- _AIM OF THE TASK_: Wherever the word "system" appears in a line, copy that line.
--- Start of GIVEN INFORMATION ---
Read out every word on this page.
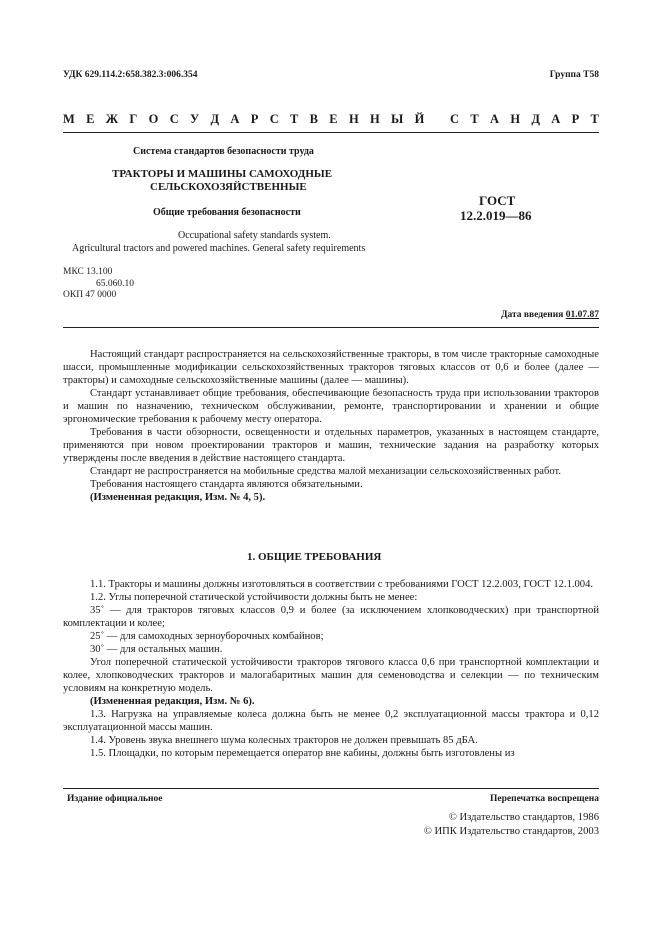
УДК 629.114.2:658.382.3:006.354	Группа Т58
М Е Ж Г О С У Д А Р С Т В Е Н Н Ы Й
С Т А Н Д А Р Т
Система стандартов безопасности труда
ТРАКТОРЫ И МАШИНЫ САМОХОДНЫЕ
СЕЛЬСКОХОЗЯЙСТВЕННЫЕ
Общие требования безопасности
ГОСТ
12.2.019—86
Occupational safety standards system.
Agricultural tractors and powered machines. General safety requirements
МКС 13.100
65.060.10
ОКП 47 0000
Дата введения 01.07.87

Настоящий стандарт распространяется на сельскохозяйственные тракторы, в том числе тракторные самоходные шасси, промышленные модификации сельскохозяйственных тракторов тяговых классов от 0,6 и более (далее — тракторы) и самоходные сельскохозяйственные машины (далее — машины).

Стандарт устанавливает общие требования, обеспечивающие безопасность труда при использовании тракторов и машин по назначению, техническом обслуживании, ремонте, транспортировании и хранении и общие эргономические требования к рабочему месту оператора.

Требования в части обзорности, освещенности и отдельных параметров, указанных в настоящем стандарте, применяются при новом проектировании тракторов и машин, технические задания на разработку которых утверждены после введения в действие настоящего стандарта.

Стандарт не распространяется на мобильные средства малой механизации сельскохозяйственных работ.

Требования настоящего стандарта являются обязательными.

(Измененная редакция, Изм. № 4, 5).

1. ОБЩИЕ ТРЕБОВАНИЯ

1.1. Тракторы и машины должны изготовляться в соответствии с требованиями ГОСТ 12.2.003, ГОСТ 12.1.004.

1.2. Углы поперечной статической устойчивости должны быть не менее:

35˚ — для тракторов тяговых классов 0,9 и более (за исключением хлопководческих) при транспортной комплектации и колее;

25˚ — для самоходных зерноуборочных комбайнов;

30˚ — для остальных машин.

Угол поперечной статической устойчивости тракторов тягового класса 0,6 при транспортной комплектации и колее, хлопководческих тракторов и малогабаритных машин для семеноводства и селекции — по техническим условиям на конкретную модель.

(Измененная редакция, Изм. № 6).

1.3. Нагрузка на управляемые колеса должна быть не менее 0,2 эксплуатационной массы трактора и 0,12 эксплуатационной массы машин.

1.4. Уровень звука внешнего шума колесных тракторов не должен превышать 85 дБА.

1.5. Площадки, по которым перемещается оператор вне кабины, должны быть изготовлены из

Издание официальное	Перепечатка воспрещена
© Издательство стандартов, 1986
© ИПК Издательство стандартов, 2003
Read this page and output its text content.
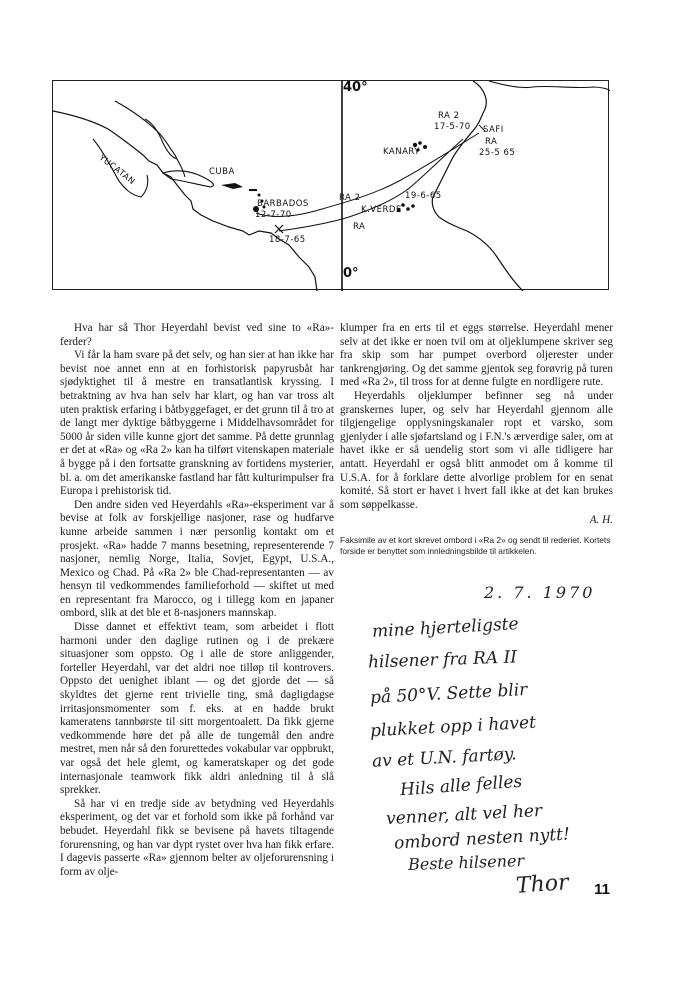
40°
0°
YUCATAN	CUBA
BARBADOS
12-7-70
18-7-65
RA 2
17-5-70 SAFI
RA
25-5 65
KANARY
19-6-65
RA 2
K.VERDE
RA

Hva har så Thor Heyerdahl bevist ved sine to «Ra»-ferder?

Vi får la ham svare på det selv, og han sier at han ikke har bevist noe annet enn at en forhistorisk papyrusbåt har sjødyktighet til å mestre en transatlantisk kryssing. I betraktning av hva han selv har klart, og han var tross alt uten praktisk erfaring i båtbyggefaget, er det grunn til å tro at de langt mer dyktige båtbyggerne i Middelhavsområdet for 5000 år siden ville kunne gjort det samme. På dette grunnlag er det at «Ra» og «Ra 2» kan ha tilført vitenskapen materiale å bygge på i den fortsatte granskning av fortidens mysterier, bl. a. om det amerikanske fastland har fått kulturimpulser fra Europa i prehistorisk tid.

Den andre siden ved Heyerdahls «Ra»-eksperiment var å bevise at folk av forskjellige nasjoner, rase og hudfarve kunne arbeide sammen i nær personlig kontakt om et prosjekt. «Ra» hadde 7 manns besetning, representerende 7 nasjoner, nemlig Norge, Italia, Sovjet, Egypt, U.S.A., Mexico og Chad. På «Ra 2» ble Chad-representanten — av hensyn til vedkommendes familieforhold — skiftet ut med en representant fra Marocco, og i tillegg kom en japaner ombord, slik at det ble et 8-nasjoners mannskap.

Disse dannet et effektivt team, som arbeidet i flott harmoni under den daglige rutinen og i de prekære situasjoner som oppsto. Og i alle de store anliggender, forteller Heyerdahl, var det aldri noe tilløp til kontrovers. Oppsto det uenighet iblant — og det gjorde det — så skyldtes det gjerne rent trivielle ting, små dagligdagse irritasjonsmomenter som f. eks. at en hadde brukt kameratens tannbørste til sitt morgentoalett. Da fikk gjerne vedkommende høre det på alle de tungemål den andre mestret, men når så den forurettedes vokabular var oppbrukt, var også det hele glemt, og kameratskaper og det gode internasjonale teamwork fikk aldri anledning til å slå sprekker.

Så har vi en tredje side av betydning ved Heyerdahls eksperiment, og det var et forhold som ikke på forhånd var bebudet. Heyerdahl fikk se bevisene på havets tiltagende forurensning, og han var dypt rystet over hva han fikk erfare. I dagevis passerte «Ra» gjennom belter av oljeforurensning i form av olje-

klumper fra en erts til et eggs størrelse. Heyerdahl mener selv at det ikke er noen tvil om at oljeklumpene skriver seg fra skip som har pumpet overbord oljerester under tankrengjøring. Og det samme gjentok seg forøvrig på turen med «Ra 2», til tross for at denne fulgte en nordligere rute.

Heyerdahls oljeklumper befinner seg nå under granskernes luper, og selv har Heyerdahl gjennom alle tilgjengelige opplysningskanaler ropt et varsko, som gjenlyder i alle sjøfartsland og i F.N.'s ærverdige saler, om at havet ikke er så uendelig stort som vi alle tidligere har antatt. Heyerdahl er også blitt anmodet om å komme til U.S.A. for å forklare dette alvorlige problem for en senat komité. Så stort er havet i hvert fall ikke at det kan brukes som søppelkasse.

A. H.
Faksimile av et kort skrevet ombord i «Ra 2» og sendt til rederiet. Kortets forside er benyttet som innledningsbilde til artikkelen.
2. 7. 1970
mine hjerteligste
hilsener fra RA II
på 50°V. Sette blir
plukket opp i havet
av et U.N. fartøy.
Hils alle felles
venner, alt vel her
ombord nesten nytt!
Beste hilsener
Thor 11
--- End of GIVEN INFORMATION ---
--- Start of GIVEN INFORMATION ---
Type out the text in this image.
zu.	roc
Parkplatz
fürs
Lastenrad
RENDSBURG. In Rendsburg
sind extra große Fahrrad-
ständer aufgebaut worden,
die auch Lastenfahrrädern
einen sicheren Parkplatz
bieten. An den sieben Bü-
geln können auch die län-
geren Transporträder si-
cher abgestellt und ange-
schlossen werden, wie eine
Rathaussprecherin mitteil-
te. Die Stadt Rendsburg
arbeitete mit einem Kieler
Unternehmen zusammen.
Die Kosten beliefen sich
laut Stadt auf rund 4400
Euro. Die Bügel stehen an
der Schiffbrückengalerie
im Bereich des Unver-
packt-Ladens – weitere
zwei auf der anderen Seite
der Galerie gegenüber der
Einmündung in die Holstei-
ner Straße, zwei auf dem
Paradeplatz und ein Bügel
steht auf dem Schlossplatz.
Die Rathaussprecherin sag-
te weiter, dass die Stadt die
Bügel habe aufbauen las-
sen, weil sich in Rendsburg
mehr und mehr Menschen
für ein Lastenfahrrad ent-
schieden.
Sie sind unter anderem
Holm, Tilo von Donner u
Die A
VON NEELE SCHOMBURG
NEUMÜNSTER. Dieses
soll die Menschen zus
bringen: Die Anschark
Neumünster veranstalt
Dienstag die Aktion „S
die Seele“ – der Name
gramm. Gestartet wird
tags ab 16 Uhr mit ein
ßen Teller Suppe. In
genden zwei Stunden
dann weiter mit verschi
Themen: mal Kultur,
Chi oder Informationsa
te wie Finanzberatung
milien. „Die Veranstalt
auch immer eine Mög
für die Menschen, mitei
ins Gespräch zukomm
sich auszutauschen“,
--- End of GIVEN INFORMATION ---
--- Start of GIVEN INFORMATION ---
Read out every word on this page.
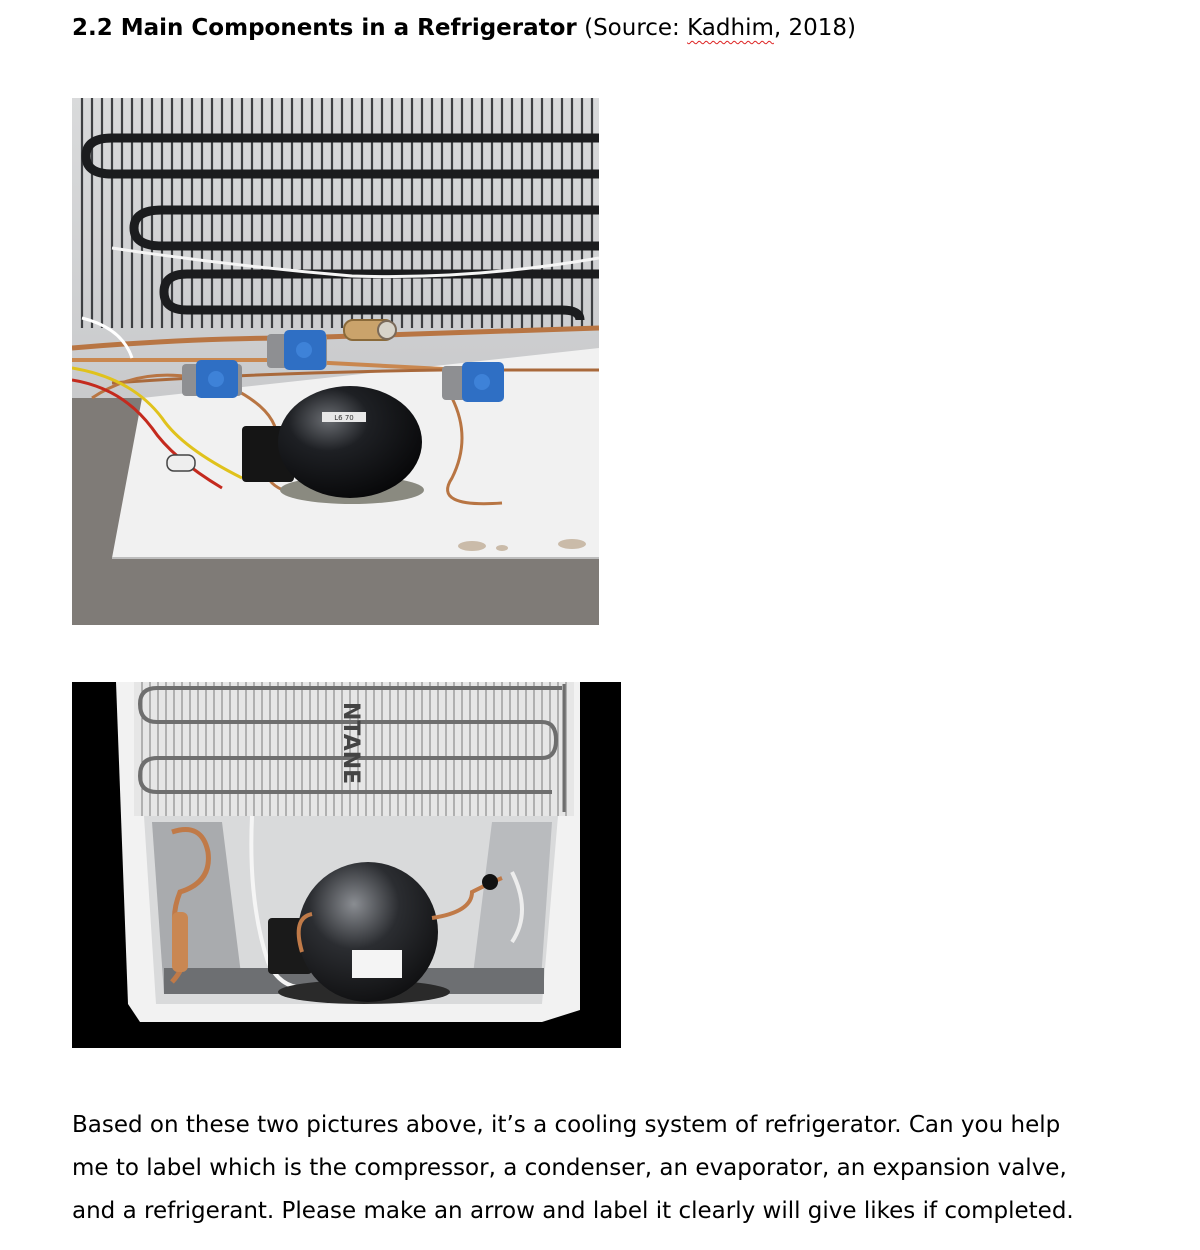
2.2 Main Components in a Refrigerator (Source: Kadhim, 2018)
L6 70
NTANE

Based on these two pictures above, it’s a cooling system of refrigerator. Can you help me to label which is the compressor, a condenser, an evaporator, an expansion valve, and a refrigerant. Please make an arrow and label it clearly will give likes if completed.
--- End of GIVEN INFORMATION ---
- _EXERCISE OUTPUT_:
Occupational safety standards system.
Based on these two pictures above, it’s a cooling system of refrigerator. Can you help me to label which is the compressor, a condenser, an evaporator, an expansion valve, and a refrigerant. Please make an arrow and label it clearly will give likes if completed.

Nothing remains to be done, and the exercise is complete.